(Records from a data source)
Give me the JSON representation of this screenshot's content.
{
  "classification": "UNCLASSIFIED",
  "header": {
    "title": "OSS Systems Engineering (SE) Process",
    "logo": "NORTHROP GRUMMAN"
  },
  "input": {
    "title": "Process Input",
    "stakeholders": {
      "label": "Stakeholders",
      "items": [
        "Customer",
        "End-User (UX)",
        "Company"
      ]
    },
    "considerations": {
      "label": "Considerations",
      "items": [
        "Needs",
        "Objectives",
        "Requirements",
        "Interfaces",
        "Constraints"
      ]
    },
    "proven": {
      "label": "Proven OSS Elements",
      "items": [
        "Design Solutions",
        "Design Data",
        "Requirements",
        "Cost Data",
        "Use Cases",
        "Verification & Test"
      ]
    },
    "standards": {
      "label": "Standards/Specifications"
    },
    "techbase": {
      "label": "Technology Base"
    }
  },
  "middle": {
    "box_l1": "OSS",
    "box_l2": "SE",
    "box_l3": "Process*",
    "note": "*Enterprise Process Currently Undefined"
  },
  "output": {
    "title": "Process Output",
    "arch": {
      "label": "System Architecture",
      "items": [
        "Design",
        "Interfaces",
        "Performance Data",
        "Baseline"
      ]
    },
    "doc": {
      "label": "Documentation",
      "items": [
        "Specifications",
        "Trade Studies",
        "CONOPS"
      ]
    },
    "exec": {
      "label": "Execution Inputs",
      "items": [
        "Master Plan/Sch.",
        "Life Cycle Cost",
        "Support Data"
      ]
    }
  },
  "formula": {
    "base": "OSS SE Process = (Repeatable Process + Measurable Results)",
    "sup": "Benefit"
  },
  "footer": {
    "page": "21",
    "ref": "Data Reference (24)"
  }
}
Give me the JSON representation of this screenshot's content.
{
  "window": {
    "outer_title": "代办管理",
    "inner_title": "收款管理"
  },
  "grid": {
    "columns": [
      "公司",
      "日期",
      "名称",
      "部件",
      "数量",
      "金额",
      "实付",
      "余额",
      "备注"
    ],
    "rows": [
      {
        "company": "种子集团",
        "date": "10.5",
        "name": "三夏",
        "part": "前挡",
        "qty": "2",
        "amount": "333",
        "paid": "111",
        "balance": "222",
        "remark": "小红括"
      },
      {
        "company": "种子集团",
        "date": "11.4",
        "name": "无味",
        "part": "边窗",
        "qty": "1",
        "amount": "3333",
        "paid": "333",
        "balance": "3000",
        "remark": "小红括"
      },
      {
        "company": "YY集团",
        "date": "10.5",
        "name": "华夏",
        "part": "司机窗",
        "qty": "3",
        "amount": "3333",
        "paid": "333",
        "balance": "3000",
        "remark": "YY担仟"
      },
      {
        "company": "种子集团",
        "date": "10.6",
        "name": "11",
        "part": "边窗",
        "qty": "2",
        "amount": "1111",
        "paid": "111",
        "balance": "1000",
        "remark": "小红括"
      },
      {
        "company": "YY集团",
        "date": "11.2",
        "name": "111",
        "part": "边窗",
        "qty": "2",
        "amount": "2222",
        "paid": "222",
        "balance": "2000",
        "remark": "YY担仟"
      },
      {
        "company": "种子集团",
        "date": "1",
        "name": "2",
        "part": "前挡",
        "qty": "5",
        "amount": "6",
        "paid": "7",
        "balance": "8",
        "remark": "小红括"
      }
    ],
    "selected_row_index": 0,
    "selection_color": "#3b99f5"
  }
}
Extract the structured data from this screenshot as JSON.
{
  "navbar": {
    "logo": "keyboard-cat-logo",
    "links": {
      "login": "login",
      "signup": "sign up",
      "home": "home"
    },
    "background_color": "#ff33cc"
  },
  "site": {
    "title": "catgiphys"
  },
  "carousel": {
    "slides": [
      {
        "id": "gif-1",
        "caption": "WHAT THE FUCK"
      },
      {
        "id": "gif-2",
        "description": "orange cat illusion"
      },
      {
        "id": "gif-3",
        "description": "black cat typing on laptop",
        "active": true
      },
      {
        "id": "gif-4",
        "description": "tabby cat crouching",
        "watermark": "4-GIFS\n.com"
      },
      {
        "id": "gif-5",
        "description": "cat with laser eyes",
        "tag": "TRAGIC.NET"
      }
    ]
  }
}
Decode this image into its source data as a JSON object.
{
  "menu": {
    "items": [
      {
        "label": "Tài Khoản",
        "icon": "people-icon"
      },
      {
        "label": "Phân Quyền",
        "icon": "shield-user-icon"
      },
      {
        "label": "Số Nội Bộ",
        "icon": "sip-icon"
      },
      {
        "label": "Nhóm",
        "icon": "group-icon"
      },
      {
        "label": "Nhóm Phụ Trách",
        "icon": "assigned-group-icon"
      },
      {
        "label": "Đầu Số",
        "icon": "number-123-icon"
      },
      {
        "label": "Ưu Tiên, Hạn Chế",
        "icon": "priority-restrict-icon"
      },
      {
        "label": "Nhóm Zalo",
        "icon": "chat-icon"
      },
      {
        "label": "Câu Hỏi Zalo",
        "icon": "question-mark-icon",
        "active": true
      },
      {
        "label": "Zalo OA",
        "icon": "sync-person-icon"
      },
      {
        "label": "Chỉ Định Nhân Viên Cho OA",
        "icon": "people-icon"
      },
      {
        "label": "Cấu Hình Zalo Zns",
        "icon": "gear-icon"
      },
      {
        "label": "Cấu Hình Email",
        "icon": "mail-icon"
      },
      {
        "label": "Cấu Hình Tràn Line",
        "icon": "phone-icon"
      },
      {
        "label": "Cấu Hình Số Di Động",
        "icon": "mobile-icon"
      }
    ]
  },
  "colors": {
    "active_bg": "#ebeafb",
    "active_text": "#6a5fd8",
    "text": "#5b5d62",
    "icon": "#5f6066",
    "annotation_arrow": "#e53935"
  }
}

Exercise objective:
Type out the full listing again, exactly as given.

Response to this task:
Give me the JSON representation of this screenshot's content.
{
  "classification": "UNCLASSIFIED",
  "header": {
    "title": "OSS Systems Engineering (SE) Process",
    "logo": "NORTHROP GRUMMAN"
  },
  "input": {
    "title": "Process Input",
    "stakeholders": {
      "label": "Stakeholders",
      "items": [
        "Customer",
        "End-User (UX)",
        "Company"
      ]
    },
    "considerations": {
      "label": "Considerations",
      "items": [
        "Needs",
        "Objectives",
        "Requirements",
        "Interfaces",
        "Constraints"
      ]
    },
    "proven": {
      "label": "Proven OSS Elements",
      "items": [
        "Design Solutions",
        "Design Data",
        "Requirements",
        "Cost Data",
        "Use Cases",
        "Verification & Test"
      ]
    },
    "standards": {
      "label": "Standards/Specifications"
    },
    "techbase": {
      "label": "Technology Base"
    }
  },
  "middle": {
    "box_l1": "OSS",
    "box_l2": "SE",
    "box_l3": "Process*",
    "note": "*Enterprise Process Currently Undefined"
  },
  "output": {
    "title": "Process Output",
    "arch": {
      "label": "System Architecture",
      "items": [
        "Design",
        "Interfaces",
        "Performance Data",
        "Baseline"
      ]
    },
    "doc": {
      "label": "Documentation",
      "items": [
        "Specifications",
        "Trade Studies",
        "CONOPS"
      ]
    },
    "exec": {
      "label": "Execution Inputs",
      "items": [
        "Master Plan/Sch.",
        "Life Cycle Cost",
        "Support Data"
      ]
    }
  },
  "formula": {
    "base": "OSS SE Process = (Repeatable Process + Measurable Results)",
    "sup": "Benefit"
  },
  "footer": {
    "page": "21",
    "ref": "Data Reference (24)"
  }
}
Give me the JSON representation of this screenshot's content.
{
  "window": {
    "outer_title": "代办管理",
    "inner_title": "收款管理"
  },
  "grid": {
    "columns": [
      "公司",
      "日期",
      "名称",
      "部件",
      "数量",
      "金额",
      "实付",
      "余额",
      "备注"
    ],
    "rows": [
      {
        "company": "种子集团",
        "date": "10.5",
        "name": "三夏",
        "part": "前挡",
        "qty": "2",
        "amount": "333",
        "paid": "111",
        "balance": "222",
        "remark": "小红括"
      },
      {
        "company": "种子集团",
        "date": "11.4",
        "name": "无味",
        "part": "边窗",
        "qty": "1",
        "amount": "3333",
        "paid": "333",
        "balance": "3000",
        "remark": "小红括"
      },
      {
        "company": "YY集团",
        "date": "10.5",
        "name": "华夏",
        "part": "司机窗",
        "qty": "3",
        "amount": "3333",
        "paid": "333",
        "balance": "3000",
        "remark": "YY担仟"
      },
      {
        "company": "种子集团",
        "date": "10.6",
        "name": "11",
        "part": "边窗",
        "qty": "2",
        "amount": "1111",
        "paid": "111",
        "balance": "1000",
        "remark": "小红括"
      },
      {
        "company": "YY集团",
        "date": "11.2",
        "name": "111",
        "part": "边窗",
        "qty": "2",
        "amount": "2222",
        "paid": "222",
        "balance": "2000",
        "remark": "YY担仟"
      },
      {
        "company": "种子集团",
        "date": "1",
        "name": "2",
        "part": "前挡",
        "qty": "5",
        "amount": "6",
        "paid": "7",
        "balance": "8",
        "remark": "小红括"
      }
    ],
    "selected_row_index": 0,
    "selection_color": "#3b99f5"
  }
}
Extract the structured data from this screenshot as JSON.
{
  "navbar": {
    "logo": "keyboard-cat-logo",
    "links": {
      "login": "login",
      "signup": "sign up",
      "home": "home"
    },
    "background_color": "#ff33cc"
  },
  "site": {
    "title": "catgiphys"
  },
  "carousel": {
    "slides": [
      {
        "id": "gif-1",
        "caption": "WHAT THE FUCK"
      },
      {
        "id": "gif-2",
        "description": "orange cat illusion"
      },
      {
        "id": "gif-3",
        "description": "black cat typing on laptop",
        "active": true
      },
      {
        "id": "gif-4",
        "description": "tabby cat crouching",
        "watermark": "4-GIFS\n.com"
      },
      {
        "id": "gif-5",
        "description": "cat with laser eyes",
        "tag": "TRAGIC.NET"
      }
    ]
  }
}
Decode this image into its source data as a JSON object.
{
  "menu": {
    "items": [
      {
        "label": "Tài Khoản",
        "icon": "people-icon"
      },
      {
        "label": "Phân Quyền",
        "icon": "shield-user-icon"
      },
      {
        "label": "Số Nội Bộ",
        "icon": "sip-icon"
      },
      {
        "label": "Nhóm",
        "icon": "group-icon"
      },
      {
        "label": "Nhóm Phụ Trách",
        "icon": "assigned-group-icon"
      },
      {
        "label": "Đầu Số",
        "icon": "number-123-icon"
      },
      {
        "label": "Ưu Tiên, Hạn Chế",
        "icon": "priority-restrict-icon"
      },
      {
        "label": "Nhóm Zalo",
        "icon": "chat-icon"
      },
      {
        "label": "Câu Hỏi Zalo",
        "icon": "question-mark-icon",
        "active": true
      },
      {
        "label": "Zalo OA",
        "icon": "sync-person-icon"
      },
      {
        "label": "Chỉ Định Nhân Viên Cho OA",
        "icon": "people-icon"
      },
      {
        "label": "Cấu Hình Zalo Zns",
        "icon": "gear-icon"
      },
      {
        "label": "Cấu Hình Email",
        "icon": "mail-icon"
      },
      {
        "label": "Cấu Hình Tràn Line",
        "icon": "phone-icon"
      },
      {
        "label": "Cấu Hình Số Di Động",
        "icon": "mobile-icon"
      }
    ]
  },
  "colors": {
    "active_bg": "#ebeafb",
    "active_text": "#6a5fd8",
    "text": "#5b5d62",
    "icon": "#5f6066",
    "annotation_arrow": "#e53935"
  }
}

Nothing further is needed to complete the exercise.